:: Records supplied ::

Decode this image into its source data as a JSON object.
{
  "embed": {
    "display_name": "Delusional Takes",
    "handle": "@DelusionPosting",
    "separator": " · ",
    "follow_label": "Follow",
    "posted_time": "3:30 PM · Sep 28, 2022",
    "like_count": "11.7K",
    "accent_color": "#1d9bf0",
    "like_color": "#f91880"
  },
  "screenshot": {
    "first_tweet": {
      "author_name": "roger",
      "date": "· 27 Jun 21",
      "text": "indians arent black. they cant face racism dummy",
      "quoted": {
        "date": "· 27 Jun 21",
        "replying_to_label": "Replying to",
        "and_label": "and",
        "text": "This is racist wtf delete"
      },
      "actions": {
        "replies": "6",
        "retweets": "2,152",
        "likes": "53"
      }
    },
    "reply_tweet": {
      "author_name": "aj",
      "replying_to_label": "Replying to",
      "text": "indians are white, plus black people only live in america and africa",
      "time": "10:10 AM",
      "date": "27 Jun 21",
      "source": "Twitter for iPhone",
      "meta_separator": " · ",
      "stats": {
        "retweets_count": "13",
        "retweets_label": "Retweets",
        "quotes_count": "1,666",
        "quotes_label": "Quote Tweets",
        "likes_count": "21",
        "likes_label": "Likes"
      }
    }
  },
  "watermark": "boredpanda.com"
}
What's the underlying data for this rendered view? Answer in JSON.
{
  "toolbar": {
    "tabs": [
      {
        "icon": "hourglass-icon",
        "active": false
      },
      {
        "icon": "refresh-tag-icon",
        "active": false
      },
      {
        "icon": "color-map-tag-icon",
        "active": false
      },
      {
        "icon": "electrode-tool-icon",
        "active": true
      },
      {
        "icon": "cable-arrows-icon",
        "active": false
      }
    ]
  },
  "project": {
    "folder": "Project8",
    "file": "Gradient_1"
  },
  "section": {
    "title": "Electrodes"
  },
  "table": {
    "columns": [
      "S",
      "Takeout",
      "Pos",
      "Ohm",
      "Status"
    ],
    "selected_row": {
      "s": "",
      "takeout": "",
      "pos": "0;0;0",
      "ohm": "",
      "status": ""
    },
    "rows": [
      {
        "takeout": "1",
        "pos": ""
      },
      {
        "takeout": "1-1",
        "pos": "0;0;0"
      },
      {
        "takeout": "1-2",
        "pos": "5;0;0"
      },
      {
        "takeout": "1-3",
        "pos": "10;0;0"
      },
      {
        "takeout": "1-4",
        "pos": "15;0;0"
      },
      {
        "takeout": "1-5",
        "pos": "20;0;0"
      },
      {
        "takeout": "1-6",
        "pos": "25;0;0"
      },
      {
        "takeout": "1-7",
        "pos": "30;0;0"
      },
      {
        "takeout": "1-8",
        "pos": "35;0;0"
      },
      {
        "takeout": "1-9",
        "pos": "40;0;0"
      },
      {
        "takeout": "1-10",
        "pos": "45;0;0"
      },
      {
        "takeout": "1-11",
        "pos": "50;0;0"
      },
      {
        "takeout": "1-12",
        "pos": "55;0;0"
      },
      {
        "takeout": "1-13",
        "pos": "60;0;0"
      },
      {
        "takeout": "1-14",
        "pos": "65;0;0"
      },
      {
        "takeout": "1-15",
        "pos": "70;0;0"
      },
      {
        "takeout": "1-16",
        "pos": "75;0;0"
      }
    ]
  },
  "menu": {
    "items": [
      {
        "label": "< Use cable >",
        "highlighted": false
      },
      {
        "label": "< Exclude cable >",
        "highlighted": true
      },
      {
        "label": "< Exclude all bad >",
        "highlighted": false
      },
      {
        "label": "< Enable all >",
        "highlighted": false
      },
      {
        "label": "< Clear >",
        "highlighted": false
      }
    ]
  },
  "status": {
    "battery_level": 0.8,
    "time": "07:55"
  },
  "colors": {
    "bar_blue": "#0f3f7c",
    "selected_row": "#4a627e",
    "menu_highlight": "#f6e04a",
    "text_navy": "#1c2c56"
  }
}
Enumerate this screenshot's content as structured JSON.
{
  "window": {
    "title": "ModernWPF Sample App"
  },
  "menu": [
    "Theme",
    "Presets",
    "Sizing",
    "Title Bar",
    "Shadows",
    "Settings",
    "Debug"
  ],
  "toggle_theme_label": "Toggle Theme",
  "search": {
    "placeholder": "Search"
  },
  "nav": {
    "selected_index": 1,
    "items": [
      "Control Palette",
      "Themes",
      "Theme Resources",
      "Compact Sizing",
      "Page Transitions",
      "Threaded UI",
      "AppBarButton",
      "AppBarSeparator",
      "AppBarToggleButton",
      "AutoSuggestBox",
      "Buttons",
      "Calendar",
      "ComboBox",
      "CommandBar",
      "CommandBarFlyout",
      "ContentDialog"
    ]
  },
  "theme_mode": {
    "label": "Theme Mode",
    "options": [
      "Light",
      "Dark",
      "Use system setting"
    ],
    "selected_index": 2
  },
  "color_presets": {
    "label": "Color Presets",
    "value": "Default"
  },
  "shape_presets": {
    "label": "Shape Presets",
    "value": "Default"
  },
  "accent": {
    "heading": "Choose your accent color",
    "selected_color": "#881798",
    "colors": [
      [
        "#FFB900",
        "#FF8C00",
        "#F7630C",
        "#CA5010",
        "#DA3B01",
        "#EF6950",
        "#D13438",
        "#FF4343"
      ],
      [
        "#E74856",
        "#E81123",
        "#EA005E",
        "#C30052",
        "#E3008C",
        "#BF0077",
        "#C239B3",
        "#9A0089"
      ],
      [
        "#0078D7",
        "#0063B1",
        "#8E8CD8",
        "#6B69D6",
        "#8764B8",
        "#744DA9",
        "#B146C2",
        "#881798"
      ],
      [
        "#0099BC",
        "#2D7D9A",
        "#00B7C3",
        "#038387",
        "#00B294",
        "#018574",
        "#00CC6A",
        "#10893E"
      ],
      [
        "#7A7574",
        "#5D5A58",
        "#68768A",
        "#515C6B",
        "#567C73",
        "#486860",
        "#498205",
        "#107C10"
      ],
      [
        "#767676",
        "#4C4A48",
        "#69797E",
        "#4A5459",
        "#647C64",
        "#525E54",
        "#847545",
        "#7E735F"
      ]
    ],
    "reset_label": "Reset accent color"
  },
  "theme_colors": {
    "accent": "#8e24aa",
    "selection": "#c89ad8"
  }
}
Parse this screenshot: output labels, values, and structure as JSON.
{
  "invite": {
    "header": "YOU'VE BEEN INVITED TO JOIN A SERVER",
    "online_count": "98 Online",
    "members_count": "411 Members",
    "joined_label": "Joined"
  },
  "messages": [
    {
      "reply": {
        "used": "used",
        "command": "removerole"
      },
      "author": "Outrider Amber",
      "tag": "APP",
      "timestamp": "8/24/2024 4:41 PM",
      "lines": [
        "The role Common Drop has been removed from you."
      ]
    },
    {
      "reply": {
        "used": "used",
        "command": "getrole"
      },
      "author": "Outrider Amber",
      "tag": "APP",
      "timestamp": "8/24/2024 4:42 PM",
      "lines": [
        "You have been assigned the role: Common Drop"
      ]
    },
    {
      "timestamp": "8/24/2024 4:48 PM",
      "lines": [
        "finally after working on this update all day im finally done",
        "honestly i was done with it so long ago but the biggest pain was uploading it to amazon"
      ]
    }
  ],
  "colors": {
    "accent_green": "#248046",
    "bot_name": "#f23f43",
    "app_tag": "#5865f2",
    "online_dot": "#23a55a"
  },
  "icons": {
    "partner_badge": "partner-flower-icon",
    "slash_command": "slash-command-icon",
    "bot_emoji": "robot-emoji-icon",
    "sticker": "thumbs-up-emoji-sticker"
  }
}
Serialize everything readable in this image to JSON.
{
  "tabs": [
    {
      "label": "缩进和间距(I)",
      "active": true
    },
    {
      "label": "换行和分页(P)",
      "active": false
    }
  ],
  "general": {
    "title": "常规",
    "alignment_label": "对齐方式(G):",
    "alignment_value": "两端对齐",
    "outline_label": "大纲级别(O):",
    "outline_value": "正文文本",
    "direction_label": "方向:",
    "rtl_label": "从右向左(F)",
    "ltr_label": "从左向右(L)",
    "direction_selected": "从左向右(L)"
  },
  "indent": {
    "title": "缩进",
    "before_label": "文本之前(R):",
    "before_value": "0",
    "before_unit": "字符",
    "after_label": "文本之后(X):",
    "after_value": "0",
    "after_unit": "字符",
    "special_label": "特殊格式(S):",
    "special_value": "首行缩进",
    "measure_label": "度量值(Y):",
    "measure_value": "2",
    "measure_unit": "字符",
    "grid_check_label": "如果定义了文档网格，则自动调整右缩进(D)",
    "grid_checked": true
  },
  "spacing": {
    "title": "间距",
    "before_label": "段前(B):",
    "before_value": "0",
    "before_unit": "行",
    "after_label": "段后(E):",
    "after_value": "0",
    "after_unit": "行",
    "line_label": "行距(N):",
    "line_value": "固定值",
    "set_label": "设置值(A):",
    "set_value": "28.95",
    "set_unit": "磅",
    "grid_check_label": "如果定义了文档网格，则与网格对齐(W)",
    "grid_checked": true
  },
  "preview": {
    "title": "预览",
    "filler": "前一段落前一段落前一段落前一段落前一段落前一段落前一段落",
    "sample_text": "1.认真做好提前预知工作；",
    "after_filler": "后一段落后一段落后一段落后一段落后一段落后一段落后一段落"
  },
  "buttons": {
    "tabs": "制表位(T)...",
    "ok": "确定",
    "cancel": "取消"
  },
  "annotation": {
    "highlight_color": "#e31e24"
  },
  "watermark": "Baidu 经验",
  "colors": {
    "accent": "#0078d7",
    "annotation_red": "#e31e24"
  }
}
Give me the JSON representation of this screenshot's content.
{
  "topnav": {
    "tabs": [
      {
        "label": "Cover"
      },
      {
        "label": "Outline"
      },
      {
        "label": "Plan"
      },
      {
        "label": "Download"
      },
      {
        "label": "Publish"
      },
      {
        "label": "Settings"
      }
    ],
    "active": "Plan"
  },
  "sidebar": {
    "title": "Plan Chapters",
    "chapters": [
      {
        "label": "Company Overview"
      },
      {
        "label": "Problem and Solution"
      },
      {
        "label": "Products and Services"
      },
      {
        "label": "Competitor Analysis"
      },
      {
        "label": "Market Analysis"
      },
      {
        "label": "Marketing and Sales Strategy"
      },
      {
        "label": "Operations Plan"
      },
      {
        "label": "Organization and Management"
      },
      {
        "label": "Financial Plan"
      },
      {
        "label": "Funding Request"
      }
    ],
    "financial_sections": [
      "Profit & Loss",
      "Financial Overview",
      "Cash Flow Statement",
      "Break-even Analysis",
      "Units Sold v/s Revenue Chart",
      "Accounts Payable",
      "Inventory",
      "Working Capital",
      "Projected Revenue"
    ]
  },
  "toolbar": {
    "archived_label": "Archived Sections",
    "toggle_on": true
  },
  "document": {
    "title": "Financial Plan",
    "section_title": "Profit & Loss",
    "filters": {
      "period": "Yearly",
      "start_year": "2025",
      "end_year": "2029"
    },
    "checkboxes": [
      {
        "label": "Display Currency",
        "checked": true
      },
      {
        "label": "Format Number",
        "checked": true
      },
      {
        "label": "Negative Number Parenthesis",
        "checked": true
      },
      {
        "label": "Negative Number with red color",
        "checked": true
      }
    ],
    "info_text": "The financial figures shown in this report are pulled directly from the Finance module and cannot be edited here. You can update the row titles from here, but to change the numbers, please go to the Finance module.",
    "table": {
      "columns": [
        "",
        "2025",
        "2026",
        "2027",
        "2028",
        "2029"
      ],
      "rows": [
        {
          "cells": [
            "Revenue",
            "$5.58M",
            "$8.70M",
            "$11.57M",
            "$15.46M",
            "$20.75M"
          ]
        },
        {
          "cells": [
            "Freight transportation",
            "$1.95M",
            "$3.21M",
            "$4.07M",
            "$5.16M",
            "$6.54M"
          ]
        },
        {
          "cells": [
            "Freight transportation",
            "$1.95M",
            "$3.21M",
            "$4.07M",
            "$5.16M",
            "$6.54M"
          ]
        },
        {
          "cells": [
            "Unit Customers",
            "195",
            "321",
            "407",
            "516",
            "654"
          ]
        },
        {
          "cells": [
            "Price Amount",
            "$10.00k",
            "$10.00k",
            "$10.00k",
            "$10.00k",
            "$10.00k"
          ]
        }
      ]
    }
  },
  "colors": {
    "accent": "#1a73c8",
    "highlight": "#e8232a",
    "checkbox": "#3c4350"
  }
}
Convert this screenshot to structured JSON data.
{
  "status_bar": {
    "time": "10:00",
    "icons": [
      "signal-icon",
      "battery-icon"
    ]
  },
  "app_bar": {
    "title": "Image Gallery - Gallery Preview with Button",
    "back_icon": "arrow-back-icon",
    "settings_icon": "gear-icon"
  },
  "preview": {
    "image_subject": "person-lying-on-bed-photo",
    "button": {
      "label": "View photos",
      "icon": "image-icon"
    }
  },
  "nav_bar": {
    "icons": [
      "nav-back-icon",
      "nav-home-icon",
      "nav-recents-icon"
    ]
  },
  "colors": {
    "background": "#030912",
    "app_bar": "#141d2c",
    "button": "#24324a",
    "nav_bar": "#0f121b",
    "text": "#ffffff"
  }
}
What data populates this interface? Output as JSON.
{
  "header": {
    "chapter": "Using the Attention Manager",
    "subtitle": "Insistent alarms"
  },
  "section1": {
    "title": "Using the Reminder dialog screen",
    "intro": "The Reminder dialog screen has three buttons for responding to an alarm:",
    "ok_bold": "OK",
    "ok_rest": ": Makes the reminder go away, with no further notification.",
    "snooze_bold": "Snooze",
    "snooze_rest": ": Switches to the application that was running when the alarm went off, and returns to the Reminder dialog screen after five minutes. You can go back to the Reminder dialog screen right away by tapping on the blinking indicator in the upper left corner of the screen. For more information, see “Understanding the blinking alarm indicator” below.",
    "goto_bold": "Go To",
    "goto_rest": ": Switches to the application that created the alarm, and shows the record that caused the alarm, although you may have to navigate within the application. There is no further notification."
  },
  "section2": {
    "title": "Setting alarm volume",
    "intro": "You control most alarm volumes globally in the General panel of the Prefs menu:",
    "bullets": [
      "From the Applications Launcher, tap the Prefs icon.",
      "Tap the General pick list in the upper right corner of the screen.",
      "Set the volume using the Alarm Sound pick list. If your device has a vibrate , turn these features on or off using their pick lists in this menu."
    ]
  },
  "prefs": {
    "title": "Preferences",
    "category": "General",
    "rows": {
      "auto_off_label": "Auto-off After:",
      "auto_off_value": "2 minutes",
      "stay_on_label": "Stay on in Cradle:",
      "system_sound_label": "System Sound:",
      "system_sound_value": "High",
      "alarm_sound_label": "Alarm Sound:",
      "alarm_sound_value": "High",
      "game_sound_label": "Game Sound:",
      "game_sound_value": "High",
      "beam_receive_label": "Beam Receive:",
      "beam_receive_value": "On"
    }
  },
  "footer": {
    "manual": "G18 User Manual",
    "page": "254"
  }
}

:::

### [The problem]
Copy each line of the records containing the string "emoji".

### [Result]
    "bot_emoji": "robot-emoji-icon",
    "sticker": "thumbs-up-emoji-sticker"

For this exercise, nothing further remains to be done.